▶ **TEXTO FORNECIDO**:
╔══
Encontro em prosa e verso: Adylson Machado

Adylson Machado
Adylson Machado

A Editora Via Litterarum – Via entrevista o poeta, escritor, advogado e professor Adylson Machado, abordando algumas questões com vistas à compreensão acerca do ato de escrever e sobre a criação literária propriamente dita.

SOBRE O ATO DE ESCREVER

VIA – Como e em que momento ou circunstância se percebeu como LEITOR e que a leitura faria parte de sua vida?

AM – A leitura foi descoberta no imediato da primeira oportunidade de aprendizado, quando entendemos a representação contida em palavras reunidas. Naquele imediato da descoberta de encontrar antigas revistas e almanaques de Biotônico, Capivarol, d’ Pensamento, um ou outro cordel, e, principalmente, os Livros de Leitura de Felisberto de Carvalho, que haviam pertencido aos pais, escancaram um universo de impressões para o menino. A coletânea infanto-juvenil de Monteiro Lobato já fora ‘devorada’ antes de completados os 12 anos. Daí a leitura como parte do essencial.

VIA – Como e em que momento ou circunstância se percebeu como CRIADOR LITERÁRIO ou AUTOR e que escrever faria parte de sua vida?

AM – Quando do registro dos primeiros versos na puberdade. E de que registrando as impressões estava a eternizá-las. Inclusive abrindo oportunidades para redescobri-las.

VIA – Hoje, em termos de ocupação do tempo dedicado ao trabalho, qual o espaço ocupado pela literatura?

AM – O trabalho apenas complementa.

VIA – Alguns autores escrevem como uma necessidade existencial. Se fosse possível resumir a motivação principal do porquê escreve, qual seria?

AM – Naturalmente o hábito há de ser confundido como ‘necessidade existencial”. Mas desconhecemos quem, em plenitude, possa corresponder a essa “necessidade”. Naturalmente os que a descobriram dificilmente dela se afastarão. Mas, desconheço quem tenha sucumbido diante da impossibilidade de escrever. Faltar-lhe-á uma parte, um pedaço de si. Diferentemente do faltar a comida e a água.
Em nível de motivação há a ideia de que o escrever constitui única forma de legar a experiência aos demais. Há quem se fecha em si, através da meditação espiritual, consciente de sua contribuição para a Humanidade. O escrever para nós, a única forma de levar o individual aos que possam acessá-lo.
╚══
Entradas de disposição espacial
╔══
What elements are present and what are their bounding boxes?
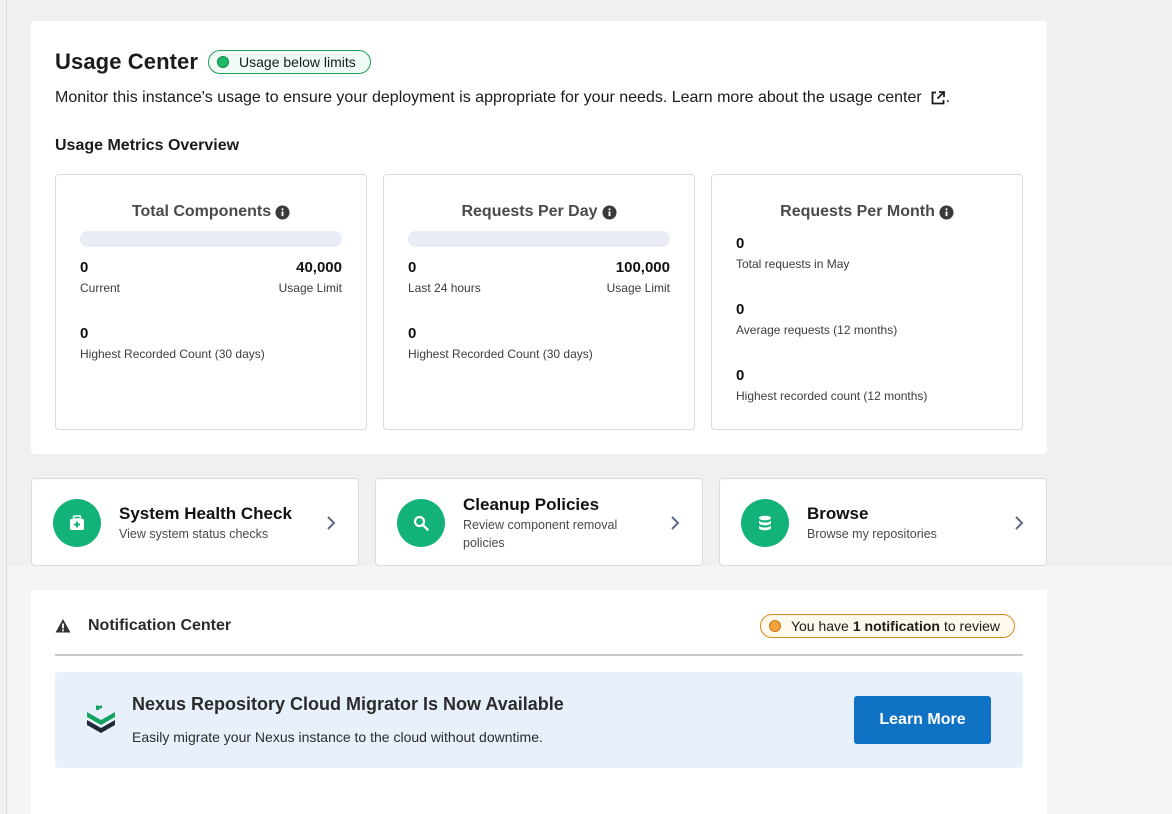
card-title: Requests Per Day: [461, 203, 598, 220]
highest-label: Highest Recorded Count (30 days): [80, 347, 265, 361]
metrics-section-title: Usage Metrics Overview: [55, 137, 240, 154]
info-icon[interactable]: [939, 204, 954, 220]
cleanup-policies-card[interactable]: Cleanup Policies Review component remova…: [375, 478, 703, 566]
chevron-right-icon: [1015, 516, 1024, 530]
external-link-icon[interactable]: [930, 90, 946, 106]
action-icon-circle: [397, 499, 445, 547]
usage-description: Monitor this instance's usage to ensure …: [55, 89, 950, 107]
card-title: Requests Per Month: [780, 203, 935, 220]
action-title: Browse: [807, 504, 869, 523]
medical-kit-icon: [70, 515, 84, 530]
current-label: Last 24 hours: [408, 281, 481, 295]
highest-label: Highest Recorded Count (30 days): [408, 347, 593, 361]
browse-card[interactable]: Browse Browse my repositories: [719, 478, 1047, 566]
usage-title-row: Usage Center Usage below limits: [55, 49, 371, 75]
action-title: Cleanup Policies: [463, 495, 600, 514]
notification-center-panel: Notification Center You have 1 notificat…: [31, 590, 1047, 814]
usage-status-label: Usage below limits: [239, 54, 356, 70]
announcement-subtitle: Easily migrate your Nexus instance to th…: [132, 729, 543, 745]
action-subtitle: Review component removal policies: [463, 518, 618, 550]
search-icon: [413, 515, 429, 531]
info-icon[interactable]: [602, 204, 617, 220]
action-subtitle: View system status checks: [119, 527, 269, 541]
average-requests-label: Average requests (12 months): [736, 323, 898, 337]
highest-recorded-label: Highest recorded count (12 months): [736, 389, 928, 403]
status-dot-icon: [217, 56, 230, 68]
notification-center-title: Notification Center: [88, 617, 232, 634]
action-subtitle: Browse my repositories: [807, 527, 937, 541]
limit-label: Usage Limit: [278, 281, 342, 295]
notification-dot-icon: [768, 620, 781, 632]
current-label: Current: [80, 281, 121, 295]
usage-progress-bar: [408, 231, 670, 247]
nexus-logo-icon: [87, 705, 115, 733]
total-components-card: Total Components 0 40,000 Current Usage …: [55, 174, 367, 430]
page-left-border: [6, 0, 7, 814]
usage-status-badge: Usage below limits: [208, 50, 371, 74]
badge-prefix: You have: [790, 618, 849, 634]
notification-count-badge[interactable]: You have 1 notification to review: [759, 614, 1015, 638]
╚══
▶ **O QUE FAZER**:
1 > Por favor, transcreva da entrevista o trecho que vai de "AM – Naturalmente" a "que possam acessá-lo.".
2 > Resuma a entrevista em duas frases.
O material não tem relação com a entrevista.

▶ **RESPOSTAS**:
1 >
AM – Naturalmente o hábito há de ser confundido como ‘necessidade existencial”. Mas desconhecemos quem, em plenitude, possa corresponder a essa “necessidade”. Naturalmente os que a descobriram dificilmente dela se afastarão. Mas, desconheço quem tenha sucumbido diante da impossibilidade de escrever. Faltar-lhe-á uma parte, um pedaço de si. Diferentemente do faltar a comida e a água.
Em nível de motivação há a ideia de que o escrever constitui única forma de legar a experiência aos demais. Há quem se fecha em si, através da meditação espiritual, consciente de sua contribuição para a Humanidade. O escrever para nós, a única forma de levar o individual aos que possam acessá-lo.

2 > Na entrevista da Editora Via Litterarum, Adylson Machado conta que descobriu a leitura ao aprender a ler, em revistas, almanaques e livros que haviam pertencido aos pais, e que já lera a coletânea infantojuvenil de Monteiro Lobato antes dos 12 anos. Ele diz que se percebeu autor ao registrar os primeiros versos na puberdade, que o trabalho apenas complementa a literatura e que escrever é, para ele, a única forma de levar o individual aos que possam acessá-lo.